Restate the data below word for word. Skip any images it contains.

==== EXTRACTED MATERIAL

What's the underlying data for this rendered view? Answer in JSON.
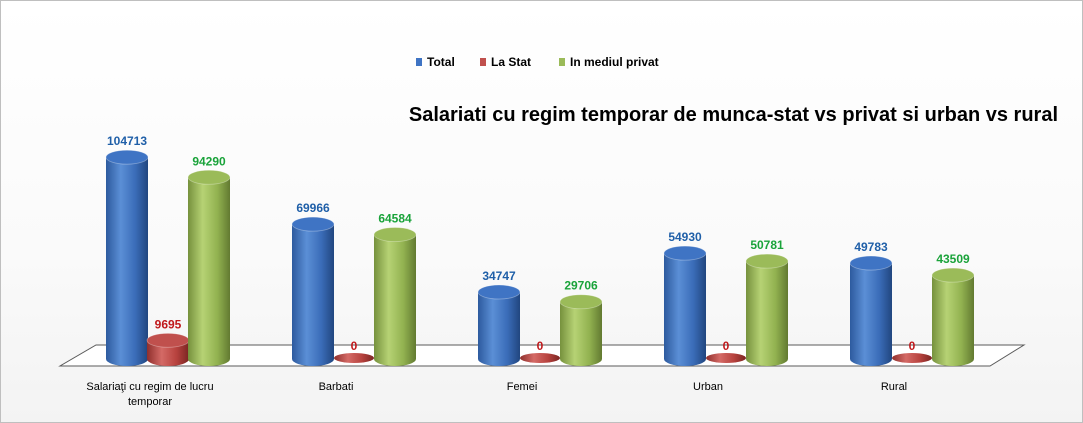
{
  "chart_data": {
    "type": "bar",
    "title": "Salariati cu regim temporar de munca-stat vs privat si urban vs rural",
    "categories": [
      [
        "Salariaţi cu regim de lucru",
        "temporar"
      ],
      [
        "Barbati"
      ],
      [
        "Femei"
      ],
      [
        "Urban"
      ],
      [
        "Rural"
      ]
    ],
    "series": [
      {
        "name": "Total",
        "values": [
          104713,
          69966,
          34747,
          54930,
          49783
        ],
        "color": "#3f74c4",
        "label_color": "#1f5fa8"
      },
      {
        "name": "La Stat",
        "values": [
          9695,
          0,
          0,
          0,
          0
        ],
        "color": "#c0504d",
        "label_color": "#c0181b"
      },
      {
        "name": "In mediul privat",
        "values": [
          94290,
          64584,
          29706,
          50781,
          43509
        ],
        "color": "#9bbb59",
        "label_color": "#1aa33a"
      }
    ],
    "value_labels": [
      [
        "104713",
        "69966",
        "34747",
        "54930",
        "49783"
      ],
      [
        "9695",
        "0",
        "0",
        "0",
        "0"
      ],
      [
        "94290",
        "64584",
        "29706",
        "50781",
        "43509"
      ]
    ],
    "xlabel": "",
    "ylabel": "",
    "ylim": [
      0,
      110000
    ],
    "grid": false,
    "legend_position": "top",
    "style": "3d-cylinder"
  }
}
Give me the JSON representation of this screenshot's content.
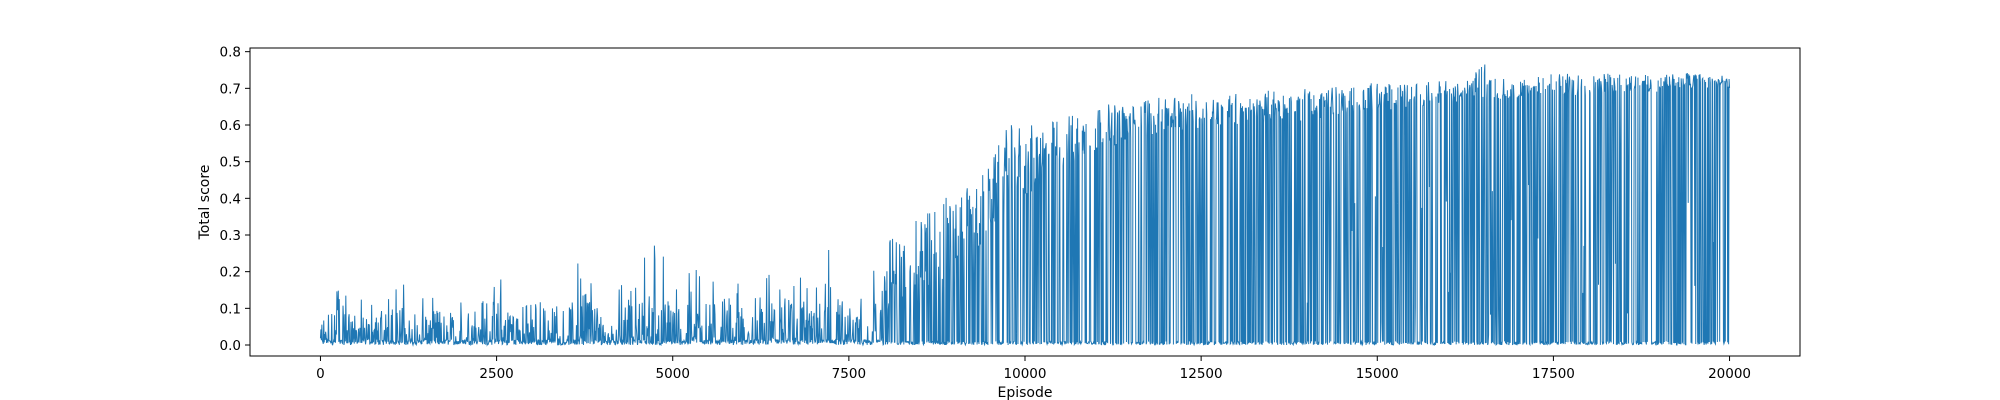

========

TASK RESULT:
What's the underlying data for this rendered view? Answer in JSON.
{
  "chart_data": {
    "type": "bar",
    "title": "Salariati cu regim temporar de munca-stat vs privat si urban vs rural",
    "categories": [
      [
        "Salariaţi cu regim de lucru",
        "temporar"
      ],
      [
        "Barbati"
      ],
      [
        "Femei"
      ],
      [
        "Urban"
      ],
      [
        "Rural"
      ]
    ],
    "series": [
      {
        "name": "Total",
        "values": [
          104713,
          69966,
          34747,
          54930,
          49783
        ],
        "color": "#3f74c4",
        "label_color": "#1f5fa8"
      },
      {
        "name": "La Stat",
        "values": [
          9695,
          0,
          0,
          0,
          0
        ],
        "color": "#c0504d",
        "label_color": "#c0181b"
      },
      {
        "name": "In mediul privat",
        "values": [
          94290,
          64584,
          29706,
          50781,
          43509
        ],
        "color": "#9bbb59",
        "label_color": "#1aa33a"
      }
    ],
    "value_labels": [
      [
        "104713",
        "69966",
        "34747",
        "54930",
        "49783"
      ],
      [
        "9695",
        "0",
        "0",
        "0",
        "0"
      ],
      [
        "94290",
        "64584",
        "29706",
        "50781",
        "43509"
      ]
    ],
    "xlabel": "",
    "ylabel": "",
    "ylim": [
      0,
      110000
    ],
    "grid": false,
    "legend_position": "top",
    "style": "3d-cylinder"
  }
}
Give me the JSON representation of this screenshot's content.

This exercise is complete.